• **WHAT IS BEING ASKED**
Copy every line of the records below that holds the word "Sink".

• **DATASET**
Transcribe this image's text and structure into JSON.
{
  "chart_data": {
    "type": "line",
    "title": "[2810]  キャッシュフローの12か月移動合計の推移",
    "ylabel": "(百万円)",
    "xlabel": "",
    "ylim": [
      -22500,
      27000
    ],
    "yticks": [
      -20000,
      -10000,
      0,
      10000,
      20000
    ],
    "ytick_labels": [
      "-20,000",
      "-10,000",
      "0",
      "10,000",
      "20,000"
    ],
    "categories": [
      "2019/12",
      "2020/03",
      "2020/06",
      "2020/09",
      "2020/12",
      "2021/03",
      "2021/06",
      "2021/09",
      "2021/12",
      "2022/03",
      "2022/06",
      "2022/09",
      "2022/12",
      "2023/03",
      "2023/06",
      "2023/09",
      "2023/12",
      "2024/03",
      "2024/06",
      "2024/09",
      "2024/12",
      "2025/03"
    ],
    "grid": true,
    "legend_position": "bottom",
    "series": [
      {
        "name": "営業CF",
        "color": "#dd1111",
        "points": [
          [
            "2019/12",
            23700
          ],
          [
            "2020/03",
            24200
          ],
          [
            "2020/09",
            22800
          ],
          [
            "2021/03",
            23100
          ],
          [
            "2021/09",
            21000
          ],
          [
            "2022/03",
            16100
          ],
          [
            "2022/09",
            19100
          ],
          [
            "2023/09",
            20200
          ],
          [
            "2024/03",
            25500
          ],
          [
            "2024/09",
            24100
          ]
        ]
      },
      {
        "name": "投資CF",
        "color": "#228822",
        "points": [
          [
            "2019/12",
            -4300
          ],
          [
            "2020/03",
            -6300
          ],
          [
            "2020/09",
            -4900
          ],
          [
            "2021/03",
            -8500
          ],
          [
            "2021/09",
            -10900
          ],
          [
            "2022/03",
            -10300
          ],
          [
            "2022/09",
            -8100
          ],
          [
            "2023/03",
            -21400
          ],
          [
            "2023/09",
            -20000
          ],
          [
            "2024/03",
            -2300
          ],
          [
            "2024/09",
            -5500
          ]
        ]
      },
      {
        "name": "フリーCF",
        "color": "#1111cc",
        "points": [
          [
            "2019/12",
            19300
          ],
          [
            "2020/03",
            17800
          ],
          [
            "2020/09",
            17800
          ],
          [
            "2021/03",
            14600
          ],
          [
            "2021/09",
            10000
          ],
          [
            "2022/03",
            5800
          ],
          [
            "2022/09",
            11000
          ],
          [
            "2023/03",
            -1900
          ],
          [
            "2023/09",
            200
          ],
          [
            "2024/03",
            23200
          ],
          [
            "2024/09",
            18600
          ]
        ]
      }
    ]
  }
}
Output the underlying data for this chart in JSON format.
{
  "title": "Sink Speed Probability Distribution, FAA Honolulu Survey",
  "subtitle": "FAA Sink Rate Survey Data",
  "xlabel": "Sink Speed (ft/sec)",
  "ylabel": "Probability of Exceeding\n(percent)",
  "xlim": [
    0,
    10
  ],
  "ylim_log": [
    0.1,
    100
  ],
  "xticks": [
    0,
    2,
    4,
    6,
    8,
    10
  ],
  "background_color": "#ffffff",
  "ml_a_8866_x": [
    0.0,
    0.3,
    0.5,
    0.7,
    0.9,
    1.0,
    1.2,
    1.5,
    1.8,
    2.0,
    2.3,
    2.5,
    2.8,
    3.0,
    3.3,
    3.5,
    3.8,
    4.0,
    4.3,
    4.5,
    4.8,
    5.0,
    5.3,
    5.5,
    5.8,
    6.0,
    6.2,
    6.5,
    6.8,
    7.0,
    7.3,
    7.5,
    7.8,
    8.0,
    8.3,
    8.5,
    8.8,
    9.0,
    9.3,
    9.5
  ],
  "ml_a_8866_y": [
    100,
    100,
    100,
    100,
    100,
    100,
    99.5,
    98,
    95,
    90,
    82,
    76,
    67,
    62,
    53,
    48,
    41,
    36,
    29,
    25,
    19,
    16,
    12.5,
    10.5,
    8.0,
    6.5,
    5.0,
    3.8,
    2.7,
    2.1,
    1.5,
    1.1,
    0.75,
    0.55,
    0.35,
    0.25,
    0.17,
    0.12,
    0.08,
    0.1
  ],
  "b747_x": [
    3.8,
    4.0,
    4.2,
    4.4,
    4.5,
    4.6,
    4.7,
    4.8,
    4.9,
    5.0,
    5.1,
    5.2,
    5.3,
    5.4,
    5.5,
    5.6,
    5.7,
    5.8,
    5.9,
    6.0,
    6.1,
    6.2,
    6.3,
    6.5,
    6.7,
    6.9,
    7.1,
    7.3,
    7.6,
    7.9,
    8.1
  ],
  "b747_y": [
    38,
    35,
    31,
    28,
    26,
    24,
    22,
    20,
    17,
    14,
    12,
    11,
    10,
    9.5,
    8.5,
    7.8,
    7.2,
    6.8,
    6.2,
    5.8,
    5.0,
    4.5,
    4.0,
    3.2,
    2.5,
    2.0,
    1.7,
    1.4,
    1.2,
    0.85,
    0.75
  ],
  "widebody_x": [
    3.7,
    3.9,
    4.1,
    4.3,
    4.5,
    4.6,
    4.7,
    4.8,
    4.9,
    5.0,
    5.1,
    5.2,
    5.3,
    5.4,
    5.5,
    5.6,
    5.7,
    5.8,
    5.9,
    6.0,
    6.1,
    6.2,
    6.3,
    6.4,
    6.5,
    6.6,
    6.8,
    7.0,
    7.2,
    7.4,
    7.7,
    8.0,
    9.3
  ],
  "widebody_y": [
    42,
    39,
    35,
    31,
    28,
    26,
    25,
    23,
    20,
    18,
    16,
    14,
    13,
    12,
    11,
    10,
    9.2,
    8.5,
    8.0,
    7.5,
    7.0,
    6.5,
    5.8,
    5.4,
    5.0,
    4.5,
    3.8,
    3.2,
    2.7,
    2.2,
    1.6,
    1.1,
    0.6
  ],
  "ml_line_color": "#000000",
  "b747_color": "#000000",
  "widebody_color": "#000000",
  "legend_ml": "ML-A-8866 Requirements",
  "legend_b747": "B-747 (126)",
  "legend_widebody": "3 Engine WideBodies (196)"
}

• **SOLUTION TO THIS PROBLEM**
  "title": "Sink Speed Probability Distribution, FAA Honolulu Survey",
  "subtitle": "FAA Sink Rate Survey Data",
  "xlabel": "Sink Speed (ft/sec)",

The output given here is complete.